### What you are asked to do:
Update the records by replacing every "chevron-down-icon" with "dropdown-arrow-icon" and keeping everything else unchanged. Leave the pictures out of your answer.
### The data
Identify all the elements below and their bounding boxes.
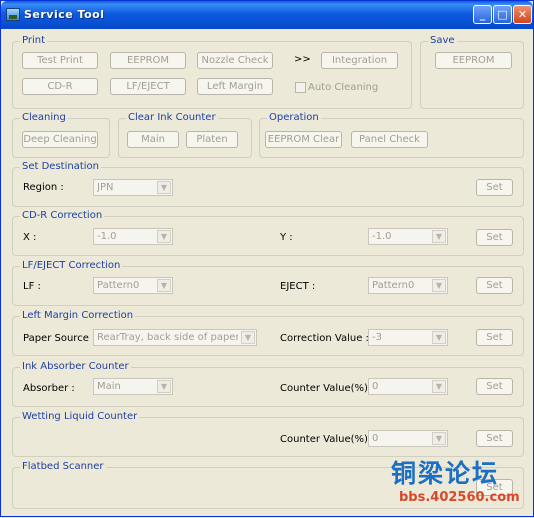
eject-label: EJECT : xyxy=(280,281,316,292)
service-tool-window: Service Tool _ □ ✕ Print Test Print EEPR… xyxy=(0,0,534,517)
lfeject-set-button[interactable]: Set xyxy=(476,277,513,294)
absorber-select[interactable]: Main ▼ xyxy=(93,378,173,395)
cd-r-button[interactable]: CD-R xyxy=(22,78,98,95)
chevron-down-icon: ▼ xyxy=(432,279,446,292)
paper-source-label: Paper Source : xyxy=(23,333,96,344)
lf-value: Pattern0 xyxy=(97,280,140,291)
x-select[interactable]: -1.0 ▼ xyxy=(93,228,173,245)
test-print-button[interactable]: Test Print xyxy=(22,52,98,69)
minimize-icon: _ xyxy=(479,8,486,21)
absorber-value: Main xyxy=(97,381,121,392)
app-icon xyxy=(6,8,20,21)
left-margin-button[interactable]: Left Margin xyxy=(197,78,273,95)
arrows-label: >> xyxy=(294,54,311,65)
region-value: JPN xyxy=(97,182,114,193)
watermark-url: bbs.402560.com xyxy=(399,490,520,505)
wetting-counter-label: Counter Value(%) : xyxy=(280,434,375,445)
wetting-counter-select[interactable]: 0 ▼ xyxy=(368,430,448,447)
region-label: Region : xyxy=(23,182,64,193)
auto-cleaning-label: Auto Cleaning xyxy=(308,82,379,93)
wetting-legend: Wetting Liquid Counter xyxy=(20,411,140,422)
lf-label: LF : xyxy=(23,281,41,292)
auto-cleaning-checkbox[interactable] xyxy=(295,82,306,93)
deep-cleaning-button[interactable]: Deep Cleaning xyxy=(22,131,98,148)
panel-check-button[interactable]: Panel Check xyxy=(351,131,428,148)
close-icon: ✕ xyxy=(517,8,528,21)
correction-value-select[interactable]: -3 ▼ xyxy=(368,329,448,346)
absorber-counter-value: 0 xyxy=(372,381,379,392)
chevron-down-icon: ▼ xyxy=(241,331,255,344)
chevron-down-icon: ▼ xyxy=(432,380,446,393)
absorber-counter-select[interactable]: 0 ▼ xyxy=(368,378,448,395)
y-select[interactable]: -1.0 ▼ xyxy=(368,228,448,245)
watermark-text: 铜梁论坛 xyxy=(391,459,500,488)
chevron-down-icon: ▼ xyxy=(432,432,446,445)
clear-ink-platen-button[interactable]: Platen xyxy=(186,131,238,148)
save-eeprom-button[interactable]: EEPROM xyxy=(435,52,512,69)
cdr-set-button[interactable]: Set xyxy=(476,229,513,246)
absorber-label: Absorber : xyxy=(23,383,75,394)
save-legend: Save xyxy=(428,35,457,46)
clear-ink-legend: Clear Ink Counter xyxy=(126,112,218,123)
paper-source-select[interactable]: RearTray, back side of paper ▼ xyxy=(93,329,257,346)
forum-watermark: 铜梁论坛 bbs.402560.com xyxy=(387,454,527,518)
absorber-set-button[interactable]: Set xyxy=(476,378,513,395)
maximize-icon: □ xyxy=(497,8,508,21)
eeprom-clear-button[interactable]: EEPROM Clear xyxy=(265,131,342,148)
title-bar[interactable]: Service Tool _ □ ✕ xyxy=(1,1,533,29)
chevron-down-icon: ▼ xyxy=(157,230,171,243)
left-margin-correction-legend: Left Margin Correction xyxy=(20,310,136,321)
minimize-button[interactable]: _ xyxy=(473,5,492,24)
absorber-counter-label: Counter Value(%) : xyxy=(280,383,375,394)
y-value: -1.0 xyxy=(372,231,392,242)
print-eeprom-button[interactable]: EEPROM xyxy=(110,52,186,69)
set-destination-group: Set Destination xyxy=(12,161,524,207)
chevron-down-icon: ▼ xyxy=(157,380,171,393)
eject-select[interactable]: Pattern0 ▼ xyxy=(368,277,448,294)
region-select[interactable]: JPN ▼ xyxy=(93,179,173,196)
integration-button[interactable]: Integration xyxy=(321,52,398,69)
correction-value: -3 xyxy=(372,332,382,343)
lf-select[interactable]: Pattern0 ▼ xyxy=(93,277,173,294)
cleaning-legend: Cleaning xyxy=(20,112,68,123)
region-set-button[interactable]: Set xyxy=(476,179,513,196)
paper-source-value: RearTray, back side of paper xyxy=(97,332,238,343)
lfeject-correction-legend: LF/EJECT Correction xyxy=(20,260,123,271)
wetting-counter-value: 0 xyxy=(372,433,379,444)
chevron-down-icon: ▼ xyxy=(157,181,171,194)
left-margin-set-button[interactable]: Set xyxy=(476,329,513,346)
flatbed-legend: Flatbed Scanner xyxy=(20,461,106,472)
x-label: X : xyxy=(23,232,37,243)
print-legend: Print xyxy=(20,35,48,46)
eject-value: Pattern0 xyxy=(372,280,415,291)
ink-absorber-legend: Ink Absorber Counter xyxy=(20,361,131,372)
chevron-down-icon: ▼ xyxy=(157,279,171,292)
close-button[interactable]: ✕ xyxy=(513,5,532,24)
chevron-down-icon: ▼ xyxy=(432,331,446,344)
window-title: Service Tool xyxy=(24,8,105,21)
correction-value-label: Correction Value : xyxy=(280,333,369,344)
operation-legend: Operation xyxy=(267,112,321,123)
clear-ink-main-button[interactable]: Main xyxy=(127,131,179,148)
x-value: -1.0 xyxy=(97,231,117,242)
lf-eject-button[interactable]: LF/EJECT xyxy=(110,78,186,95)
maximize-button[interactable]: □ xyxy=(493,5,512,24)
set-destination-legend: Set Destination xyxy=(20,161,101,172)
cdr-correction-legend: CD-R Correction xyxy=(20,210,105,221)
wetting-set-button[interactable]: Set xyxy=(476,430,513,447)
y-label: Y : xyxy=(280,232,293,243)
nozzle-check-button[interactable]: Nozzle Check xyxy=(197,52,273,69)
chevron-down-icon: ▼ xyxy=(432,230,446,243)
######
### Response to the task:
Identify all the elements below and their bounding boxes.
eject-label: EJECT : xyxy=(280,281,316,292)
service-tool-window: Service Tool _ □ ✕ Print Test Print EEPR… xyxy=(0,0,534,517)
lfeject-set-button[interactable]: Set xyxy=(476,277,513,294)
absorber-select[interactable]: Main ▼ xyxy=(93,378,173,395)
cd-r-button[interactable]: CD-R xyxy=(22,78,98,95)
dropdown-arrow-icon: ▼ xyxy=(432,279,446,292)
paper-source-label: Paper Source : xyxy=(23,333,96,344)
lf-value: Pattern0 xyxy=(97,280,140,291)
x-select[interactable]: -1.0 ▼ xyxy=(93,228,173,245)
test-print-button[interactable]: Test Print xyxy=(22,52,98,69)
minimize-icon: _ xyxy=(479,8,486,21)
absorber-value: Main xyxy=(97,381,121,392)
app-icon xyxy=(6,8,20,21)
left-margin-button[interactable]: Left Margin xyxy=(197,78,273,95)
arrows-label: >> xyxy=(294,54,311,65)
region-value: JPN xyxy=(97,182,114,193)
watermark-url: bbs.402560.com xyxy=(399,490,520,505)
wetting-counter-label: Counter Value(%) : xyxy=(280,434,375,445)
wetting-counter-select[interactable]: 0 ▼ xyxy=(368,430,448,447)
region-label: Region : xyxy=(23,182,64,193)
auto-cleaning-label: Auto Cleaning xyxy=(308,82,379,93)
wetting-legend: Wetting Liquid Counter xyxy=(20,411,140,422)
lf-label: LF : xyxy=(23,281,41,292)
auto-cleaning-checkbox[interactable] xyxy=(295,82,306,93)
deep-cleaning-button[interactable]: Deep Cleaning xyxy=(22,131,98,148)
panel-check-button[interactable]: Panel Check xyxy=(351,131,428,148)
close-icon: ✕ xyxy=(517,8,528,21)
correction-value-select[interactable]: -3 ▼ xyxy=(368,329,448,346)
absorber-counter-value: 0 xyxy=(372,381,379,392)
dropdown-arrow-icon: ▼ xyxy=(241,331,255,344)
dropdown-arrow-icon: ▼ xyxy=(432,380,446,393)
absorber-counter-select[interactable]: 0 ▼ xyxy=(368,378,448,395)
y-select[interactable]: -1.0 ▼ xyxy=(368,228,448,245)
watermark-text: 铜梁论坛 xyxy=(391,459,500,488)
dropdown-arrow-icon: ▼ xyxy=(432,432,446,445)
clear-ink-platen-button[interactable]: Platen xyxy=(186,131,238,148)
save-eeprom-button[interactable]: EEPROM xyxy=(435,52,512,69)
cdr-set-button[interactable]: Set xyxy=(476,229,513,246)
absorber-label: Absorber : xyxy=(23,383,75,394)
save-legend: Save xyxy=(428,35,457,46)
clear-ink-legend: Clear Ink Counter xyxy=(126,112,218,123)
paper-source-select[interactable]: RearTray, back side of paper ▼ xyxy=(93,329,257,346)
forum-watermark: 铜梁论坛 bbs.402560.com xyxy=(387,454,527,518)
absorber-set-button[interactable]: Set xyxy=(476,378,513,395)
maximize-icon: □ xyxy=(497,8,508,21)
eeprom-clear-button[interactable]: EEPROM Clear xyxy=(265,131,342,148)
title-bar[interactable]: Service Tool _ □ ✕ xyxy=(1,1,533,29)
dropdown-arrow-icon: ▼ xyxy=(157,230,171,243)
left-margin-correction-legend: Left Margin Correction xyxy=(20,310,136,321)
minimize-button[interactable]: _ xyxy=(473,5,492,24)
absorber-counter-label: Counter Value(%) : xyxy=(280,383,375,394)
y-value: -1.0 xyxy=(372,231,392,242)
print-eeprom-button[interactable]: EEPROM xyxy=(110,52,186,69)
set-destination-group: Set Destination xyxy=(12,161,524,207)
dropdown-arrow-icon: ▼ xyxy=(157,380,171,393)
eject-select[interactable]: Pattern0 ▼ xyxy=(368,277,448,294)
region-select[interactable]: JPN ▼ xyxy=(93,179,173,196)
integration-button[interactable]: Integration xyxy=(321,52,398,69)
correction-value: -3 xyxy=(372,332,382,343)
lf-select[interactable]: Pattern0 ▼ xyxy=(93,277,173,294)
cleaning-legend: Cleaning xyxy=(20,112,68,123)
region-set-button[interactable]: Set xyxy=(476,179,513,196)
paper-source-value: RearTray, back side of paper xyxy=(97,332,238,343)
lfeject-correction-legend: LF/EJECT Correction xyxy=(20,260,123,271)
wetting-counter-value: 0 xyxy=(372,433,379,444)
dropdown-arrow-icon: ▼ xyxy=(157,181,171,194)
left-margin-set-button[interactable]: Set xyxy=(476,329,513,346)
flatbed-legend: Flatbed Scanner xyxy=(20,461,106,472)
x-label: X : xyxy=(23,232,37,243)
print-legend: Print xyxy=(20,35,48,46)
eject-value: Pattern0 xyxy=(372,280,415,291)
ink-absorber-legend: Ink Absorber Counter xyxy=(20,361,131,372)
dropdown-arrow-icon: ▼ xyxy=(157,279,171,292)
close-button[interactable]: ✕ xyxy=(513,5,532,24)
dropdown-arrow-icon: ▼ xyxy=(432,331,446,344)
window-title: Service Tool xyxy=(24,8,105,21)
correction-value-label: Correction Value : xyxy=(280,333,369,344)
operation-legend: Operation xyxy=(267,112,321,123)
clear-ink-main-button[interactable]: Main xyxy=(127,131,179,148)
x-value: -1.0 xyxy=(97,231,117,242)
lf-eject-button[interactable]: LF/EJECT xyxy=(110,78,186,95)
maximize-button[interactable]: □ xyxy=(493,5,512,24)
set-destination-legend: Set Destination xyxy=(20,161,101,172)
cdr-correction-legend: CD-R Correction xyxy=(20,210,105,221)
wetting-set-button[interactable]: Set xyxy=(476,430,513,447)
y-label: Y : xyxy=(280,232,293,243)
nozzle-check-button[interactable]: Nozzle Check xyxy=(197,52,273,69)
dropdown-arrow-icon: ▼ xyxy=(432,230,446,243)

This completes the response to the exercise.